**AIM OF THE TASK**. Copy each line below in which the string "Cumulative" occurs.

**DATA PROVIDED**.
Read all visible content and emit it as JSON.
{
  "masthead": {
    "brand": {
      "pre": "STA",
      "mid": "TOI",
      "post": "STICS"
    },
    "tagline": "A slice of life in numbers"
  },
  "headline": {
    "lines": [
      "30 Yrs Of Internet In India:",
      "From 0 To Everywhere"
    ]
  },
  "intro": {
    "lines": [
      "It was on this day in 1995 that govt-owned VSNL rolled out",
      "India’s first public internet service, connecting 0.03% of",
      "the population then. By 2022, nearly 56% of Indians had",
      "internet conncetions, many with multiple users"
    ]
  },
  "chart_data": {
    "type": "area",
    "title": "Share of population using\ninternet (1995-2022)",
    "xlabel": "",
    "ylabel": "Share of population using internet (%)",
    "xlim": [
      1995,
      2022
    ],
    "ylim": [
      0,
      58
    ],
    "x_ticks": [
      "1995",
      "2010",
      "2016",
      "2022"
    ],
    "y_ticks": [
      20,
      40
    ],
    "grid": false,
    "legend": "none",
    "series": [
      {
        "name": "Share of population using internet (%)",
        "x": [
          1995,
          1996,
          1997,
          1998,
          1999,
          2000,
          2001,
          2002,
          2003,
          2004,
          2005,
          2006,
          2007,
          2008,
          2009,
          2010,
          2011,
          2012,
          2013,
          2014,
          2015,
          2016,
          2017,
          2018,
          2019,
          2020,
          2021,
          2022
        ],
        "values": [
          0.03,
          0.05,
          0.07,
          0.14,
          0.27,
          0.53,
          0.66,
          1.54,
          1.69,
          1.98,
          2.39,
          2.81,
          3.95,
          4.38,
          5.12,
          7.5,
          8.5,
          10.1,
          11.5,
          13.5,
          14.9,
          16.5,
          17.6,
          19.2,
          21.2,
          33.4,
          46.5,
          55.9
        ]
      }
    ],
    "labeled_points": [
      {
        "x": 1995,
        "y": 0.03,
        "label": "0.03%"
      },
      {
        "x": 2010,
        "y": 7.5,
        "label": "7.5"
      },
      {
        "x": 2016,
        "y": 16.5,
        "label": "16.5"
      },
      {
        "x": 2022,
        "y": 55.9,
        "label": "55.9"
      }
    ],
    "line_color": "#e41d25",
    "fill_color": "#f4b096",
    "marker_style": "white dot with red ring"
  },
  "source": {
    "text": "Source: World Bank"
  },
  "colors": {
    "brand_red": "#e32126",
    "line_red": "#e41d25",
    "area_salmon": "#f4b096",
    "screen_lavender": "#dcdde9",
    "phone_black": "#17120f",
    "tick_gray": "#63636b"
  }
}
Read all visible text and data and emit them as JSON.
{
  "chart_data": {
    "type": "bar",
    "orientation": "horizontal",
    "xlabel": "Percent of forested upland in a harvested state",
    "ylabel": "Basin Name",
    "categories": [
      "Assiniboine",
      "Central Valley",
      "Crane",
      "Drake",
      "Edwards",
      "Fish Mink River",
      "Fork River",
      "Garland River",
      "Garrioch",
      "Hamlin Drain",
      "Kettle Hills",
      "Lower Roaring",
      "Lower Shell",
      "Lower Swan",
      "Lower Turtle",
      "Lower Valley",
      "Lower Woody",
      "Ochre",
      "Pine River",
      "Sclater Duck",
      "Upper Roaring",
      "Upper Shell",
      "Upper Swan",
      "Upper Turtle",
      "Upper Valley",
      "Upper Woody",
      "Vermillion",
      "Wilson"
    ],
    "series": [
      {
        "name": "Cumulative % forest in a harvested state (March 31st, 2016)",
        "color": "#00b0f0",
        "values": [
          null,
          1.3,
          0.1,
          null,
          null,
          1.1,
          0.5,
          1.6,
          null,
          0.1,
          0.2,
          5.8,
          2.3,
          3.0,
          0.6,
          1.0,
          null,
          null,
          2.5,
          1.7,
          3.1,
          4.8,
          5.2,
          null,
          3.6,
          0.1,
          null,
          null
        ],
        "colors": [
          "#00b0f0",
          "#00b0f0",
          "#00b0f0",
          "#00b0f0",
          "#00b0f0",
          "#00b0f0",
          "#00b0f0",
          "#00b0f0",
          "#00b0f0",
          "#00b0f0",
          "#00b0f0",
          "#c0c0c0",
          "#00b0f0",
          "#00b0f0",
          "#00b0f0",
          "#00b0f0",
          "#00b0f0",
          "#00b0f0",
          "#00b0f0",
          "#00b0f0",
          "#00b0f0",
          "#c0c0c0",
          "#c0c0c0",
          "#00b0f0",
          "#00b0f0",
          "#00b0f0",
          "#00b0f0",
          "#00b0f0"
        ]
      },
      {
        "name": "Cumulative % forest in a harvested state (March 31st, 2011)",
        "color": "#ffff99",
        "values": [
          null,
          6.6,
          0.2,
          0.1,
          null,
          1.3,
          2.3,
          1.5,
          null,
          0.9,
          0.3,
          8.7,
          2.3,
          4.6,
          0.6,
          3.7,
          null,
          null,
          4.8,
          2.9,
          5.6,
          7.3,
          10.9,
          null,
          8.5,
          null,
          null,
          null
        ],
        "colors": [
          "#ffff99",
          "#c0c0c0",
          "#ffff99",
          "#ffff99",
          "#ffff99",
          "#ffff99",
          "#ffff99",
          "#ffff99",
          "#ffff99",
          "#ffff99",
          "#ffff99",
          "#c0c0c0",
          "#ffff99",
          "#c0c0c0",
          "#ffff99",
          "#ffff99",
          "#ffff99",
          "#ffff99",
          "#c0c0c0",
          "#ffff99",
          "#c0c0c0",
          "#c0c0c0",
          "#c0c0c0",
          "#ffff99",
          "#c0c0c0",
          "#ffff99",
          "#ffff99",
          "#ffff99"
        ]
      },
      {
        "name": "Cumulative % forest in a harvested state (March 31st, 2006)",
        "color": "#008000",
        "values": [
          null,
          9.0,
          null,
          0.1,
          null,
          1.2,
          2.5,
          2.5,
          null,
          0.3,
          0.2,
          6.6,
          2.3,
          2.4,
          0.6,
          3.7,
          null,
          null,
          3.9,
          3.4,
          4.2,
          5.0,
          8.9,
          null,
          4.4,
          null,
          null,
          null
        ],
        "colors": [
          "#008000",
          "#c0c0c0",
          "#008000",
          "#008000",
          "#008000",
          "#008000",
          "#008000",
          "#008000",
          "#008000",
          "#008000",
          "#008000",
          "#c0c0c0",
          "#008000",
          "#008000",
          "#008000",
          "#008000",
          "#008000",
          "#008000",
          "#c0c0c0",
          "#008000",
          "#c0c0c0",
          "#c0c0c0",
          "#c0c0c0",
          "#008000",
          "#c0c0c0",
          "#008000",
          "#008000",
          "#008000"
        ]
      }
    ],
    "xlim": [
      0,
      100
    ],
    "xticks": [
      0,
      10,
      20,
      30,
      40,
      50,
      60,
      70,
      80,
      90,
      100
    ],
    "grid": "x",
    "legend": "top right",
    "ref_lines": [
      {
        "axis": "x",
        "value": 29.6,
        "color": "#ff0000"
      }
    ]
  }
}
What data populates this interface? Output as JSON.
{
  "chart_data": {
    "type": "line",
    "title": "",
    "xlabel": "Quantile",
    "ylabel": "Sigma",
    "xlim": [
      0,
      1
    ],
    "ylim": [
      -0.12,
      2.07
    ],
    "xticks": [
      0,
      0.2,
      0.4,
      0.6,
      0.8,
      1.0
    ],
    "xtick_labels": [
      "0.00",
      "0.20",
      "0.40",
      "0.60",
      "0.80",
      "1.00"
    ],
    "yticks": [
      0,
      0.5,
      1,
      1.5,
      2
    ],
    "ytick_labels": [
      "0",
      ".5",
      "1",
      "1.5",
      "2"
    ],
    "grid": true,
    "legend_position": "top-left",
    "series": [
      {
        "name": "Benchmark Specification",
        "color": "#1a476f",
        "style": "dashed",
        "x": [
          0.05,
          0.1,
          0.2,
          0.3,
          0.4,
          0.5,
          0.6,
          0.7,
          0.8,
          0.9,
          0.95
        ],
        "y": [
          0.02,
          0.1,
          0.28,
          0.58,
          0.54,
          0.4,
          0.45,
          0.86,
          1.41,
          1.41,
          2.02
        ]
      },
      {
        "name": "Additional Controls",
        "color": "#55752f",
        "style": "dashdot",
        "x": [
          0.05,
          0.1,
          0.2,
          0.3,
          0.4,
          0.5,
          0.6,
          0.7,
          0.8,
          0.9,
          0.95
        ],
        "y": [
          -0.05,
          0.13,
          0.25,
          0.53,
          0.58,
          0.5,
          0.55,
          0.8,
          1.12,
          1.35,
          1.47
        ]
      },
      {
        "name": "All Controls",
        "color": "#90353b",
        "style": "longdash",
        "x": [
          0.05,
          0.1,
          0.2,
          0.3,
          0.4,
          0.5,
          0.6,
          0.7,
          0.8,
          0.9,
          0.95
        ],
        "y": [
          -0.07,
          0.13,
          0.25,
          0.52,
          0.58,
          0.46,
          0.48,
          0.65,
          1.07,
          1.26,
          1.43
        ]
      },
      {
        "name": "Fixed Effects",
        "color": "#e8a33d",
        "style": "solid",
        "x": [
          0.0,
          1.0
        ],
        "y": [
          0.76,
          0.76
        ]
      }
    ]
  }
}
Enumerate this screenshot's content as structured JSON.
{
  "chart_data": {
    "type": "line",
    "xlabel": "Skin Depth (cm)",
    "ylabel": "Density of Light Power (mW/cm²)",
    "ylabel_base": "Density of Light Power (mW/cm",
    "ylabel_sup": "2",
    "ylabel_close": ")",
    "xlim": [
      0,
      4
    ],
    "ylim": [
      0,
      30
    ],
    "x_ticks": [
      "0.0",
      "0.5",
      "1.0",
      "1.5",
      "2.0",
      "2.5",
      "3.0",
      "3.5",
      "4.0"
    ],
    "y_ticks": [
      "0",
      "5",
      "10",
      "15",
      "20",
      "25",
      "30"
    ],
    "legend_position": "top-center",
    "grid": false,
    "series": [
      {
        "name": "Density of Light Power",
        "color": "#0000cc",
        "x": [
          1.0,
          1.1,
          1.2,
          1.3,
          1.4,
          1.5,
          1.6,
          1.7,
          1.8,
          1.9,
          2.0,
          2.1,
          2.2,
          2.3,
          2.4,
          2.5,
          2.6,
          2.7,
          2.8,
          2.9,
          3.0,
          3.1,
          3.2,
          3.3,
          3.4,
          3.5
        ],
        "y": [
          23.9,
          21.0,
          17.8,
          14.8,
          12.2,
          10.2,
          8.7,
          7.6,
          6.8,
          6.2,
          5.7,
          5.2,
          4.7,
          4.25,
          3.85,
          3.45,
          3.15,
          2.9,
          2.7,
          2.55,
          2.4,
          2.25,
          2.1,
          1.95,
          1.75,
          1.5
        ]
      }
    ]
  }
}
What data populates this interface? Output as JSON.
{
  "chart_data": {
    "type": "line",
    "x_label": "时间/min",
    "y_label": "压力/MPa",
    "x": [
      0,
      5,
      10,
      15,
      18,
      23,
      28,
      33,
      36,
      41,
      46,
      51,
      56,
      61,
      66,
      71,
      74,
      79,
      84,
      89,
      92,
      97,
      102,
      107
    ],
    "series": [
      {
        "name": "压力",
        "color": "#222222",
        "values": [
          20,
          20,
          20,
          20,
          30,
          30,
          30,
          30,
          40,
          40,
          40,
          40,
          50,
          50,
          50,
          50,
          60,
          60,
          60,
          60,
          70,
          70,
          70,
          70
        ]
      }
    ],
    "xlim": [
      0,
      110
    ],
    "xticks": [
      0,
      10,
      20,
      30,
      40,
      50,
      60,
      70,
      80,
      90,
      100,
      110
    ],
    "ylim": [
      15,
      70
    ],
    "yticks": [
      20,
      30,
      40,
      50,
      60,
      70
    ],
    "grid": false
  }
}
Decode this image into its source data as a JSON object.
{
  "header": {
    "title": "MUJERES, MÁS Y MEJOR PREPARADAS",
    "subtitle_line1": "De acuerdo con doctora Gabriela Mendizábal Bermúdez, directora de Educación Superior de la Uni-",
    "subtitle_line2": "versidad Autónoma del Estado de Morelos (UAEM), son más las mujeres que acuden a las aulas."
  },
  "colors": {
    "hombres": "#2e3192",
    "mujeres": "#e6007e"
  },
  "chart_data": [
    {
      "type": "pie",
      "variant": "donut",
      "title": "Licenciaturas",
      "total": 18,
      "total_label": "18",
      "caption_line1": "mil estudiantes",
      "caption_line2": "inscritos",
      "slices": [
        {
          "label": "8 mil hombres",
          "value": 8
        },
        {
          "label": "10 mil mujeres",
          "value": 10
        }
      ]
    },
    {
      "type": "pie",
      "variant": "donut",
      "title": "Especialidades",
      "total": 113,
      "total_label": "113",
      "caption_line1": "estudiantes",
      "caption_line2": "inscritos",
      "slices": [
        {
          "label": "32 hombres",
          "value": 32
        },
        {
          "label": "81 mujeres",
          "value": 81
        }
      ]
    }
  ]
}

**EXERCISE RESPONSE**.
        "name": "Cumulative % forest in a harvested state (March 31st, 2016)",
        "name": "Cumulative % forest in a harvested state (March 31st, 2011)",
        "name": "Cumulative % forest in a harvested state (March 31st, 2006)",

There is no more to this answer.